- **Challenge**: Only the lines from the one containing "Serialize everything readable" to the end of the material are to be copied, exactly and in full; images stay out.

(Stored data)
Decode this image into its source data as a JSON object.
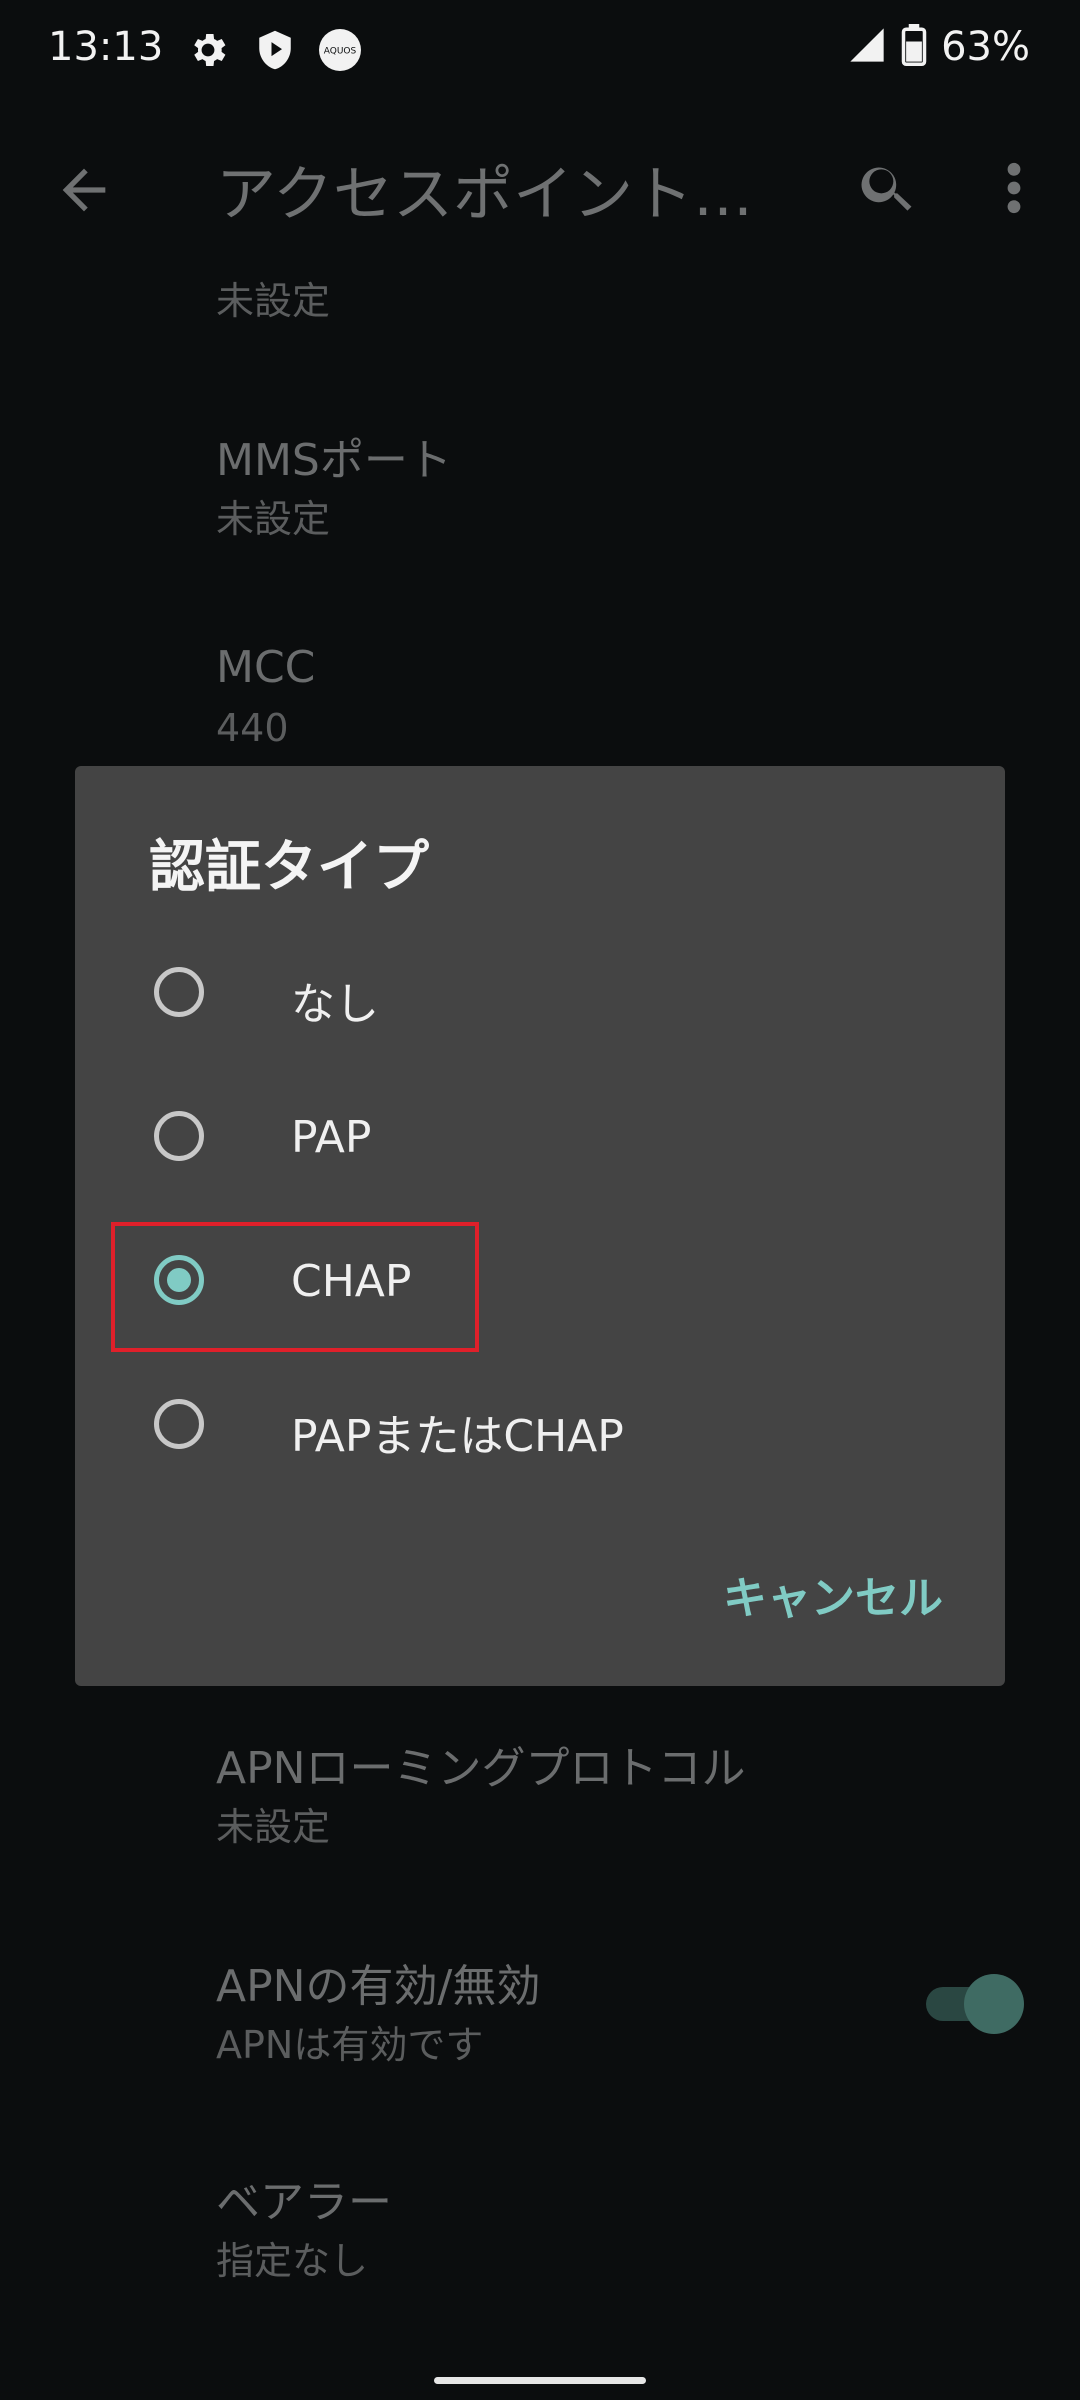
{
  "status_bar": {
    "time": "13:13",
    "battery": "63%",
    "icons": [
      "gear-icon",
      "shield-play-icon",
      "aquos-icon",
      "signal-icon",
      "battery-icon"
    ],
    "aquos_text": "AQUOS"
  },
  "app_bar": {
    "title": "アクセスポイント…",
    "icons": [
      "back-arrow-icon",
      "search-icon",
      "more-vert-icon"
    ]
  },
  "background_list": {
    "top_summary": "未設定",
    "items": [
      {
        "title": "MMSポート",
        "summary": "未設定"
      },
      {
        "title": "MCC",
        "summary": "440"
      },
      {
        "title": "APNローミングプロトコル",
        "summary": "未設定"
      },
      {
        "title": "APNの有効/無効",
        "summary": "APNは有効です"
      },
      {
        "title": "ベアラー",
        "summary": "指定なし"
      }
    ],
    "apn_toggle_on": true
  },
  "dialog": {
    "title": "認証タイプ",
    "options": [
      {
        "label": "なし",
        "checked": false
      },
      {
        "label": "PAP",
        "checked": false
      },
      {
        "label": "CHAP",
        "checked": true
      },
      {
        "label": "PAPまたはCHAP",
        "checked": false
      }
    ],
    "cancel_label": "キャンセル"
  },
  "colors": {
    "accent": "#80cbc4",
    "dialog_bg": "#444444",
    "background": "#0b0d0e",
    "highlight": "#e0202a"
  }
}
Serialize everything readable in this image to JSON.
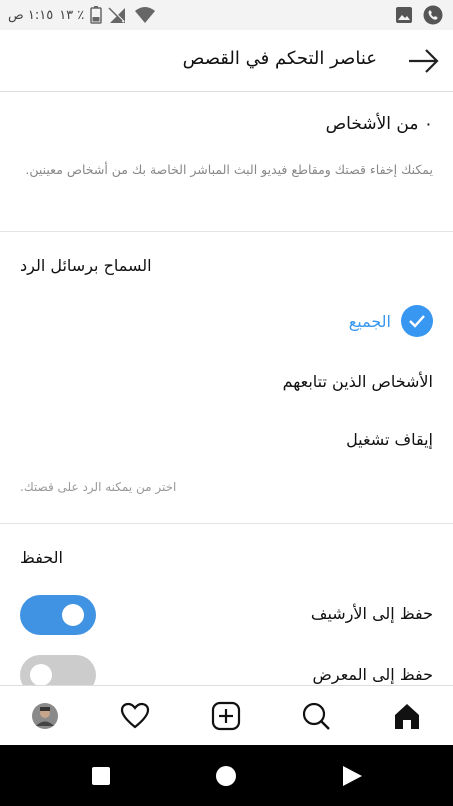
{
  "status_bar": {
    "time": "١:١٥ ص",
    "battery": "١٣ ٪"
  },
  "header": {
    "title": "عناصر التحكم في القصص"
  },
  "hide_story": {
    "count_label": "٠ من الأشخاص",
    "description": "يمكنك إخفاء قصتك ومقاطع فيديو البث المباشر الخاصة بك من أشخاص معينين."
  },
  "replies": {
    "title": "السماح برسائل الرد",
    "options": [
      {
        "label": "الجميع",
        "selected": true
      },
      {
        "label": "الأشخاص الذين تتابعهم",
        "selected": false
      },
      {
        "label": "إيقاف تشغيل",
        "selected": false
      }
    ],
    "hint": "اختر من يمكنه الرد على قصتك."
  },
  "saving": {
    "title": "الحفظ",
    "items": [
      {
        "label": "حفظ إلى الأرشيف",
        "enabled": true
      },
      {
        "label": "حفظ إلى المعرض",
        "enabled": false
      }
    ]
  },
  "bottom_nav": {
    "items": [
      "home-icon",
      "search-icon",
      "add-post-icon",
      "heart-icon",
      "profile-avatar"
    ]
  },
  "colors": {
    "accent": "#3897f0",
    "toggle_on": "#3f93e2",
    "toggle_off": "#cccccc"
  }
}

- **Output below**:
Serialize everything readable in this image to JSON.
{
  "status_bar": {
    "time": "١:١٥ ص",
    "battery": "١٣ ٪"
  },
  "header": {
    "title": "عناصر التحكم في القصص"
  },
  "hide_story": {
    "count_label": "٠ من الأشخاص",
    "description": "يمكنك إخفاء قصتك ومقاطع فيديو البث المباشر الخاصة بك من أشخاص معينين."
  },
  "replies": {
    "title": "السماح برسائل الرد",
    "options": [
      {
        "label": "الجميع",
        "selected": true
      },
      {
        "label": "الأشخاص الذين تتابعهم",
        "selected": false
      },
      {
        "label": "إيقاف تشغيل",
        "selected": false
      }
    ],
    "hint": "اختر من يمكنه الرد على قصتك."
  },
  "saving": {
    "title": "الحفظ",
    "items": [
      {
        "label": "حفظ إلى الأرشيف",
        "enabled": true
      },
      {
        "label": "حفظ إلى المعرض",
        "enabled": false
      }
    ]
  },
  "bottom_nav": {
    "items": [
      "home-icon",
      "search-icon",
      "add-post-icon",
      "heart-icon",
      "profile-avatar"
    ]
  },
  "colors": {
    "accent": "#3897f0",
    "toggle_on": "#3f93e2",
    "toggle_off": "#cccccc"
  }
}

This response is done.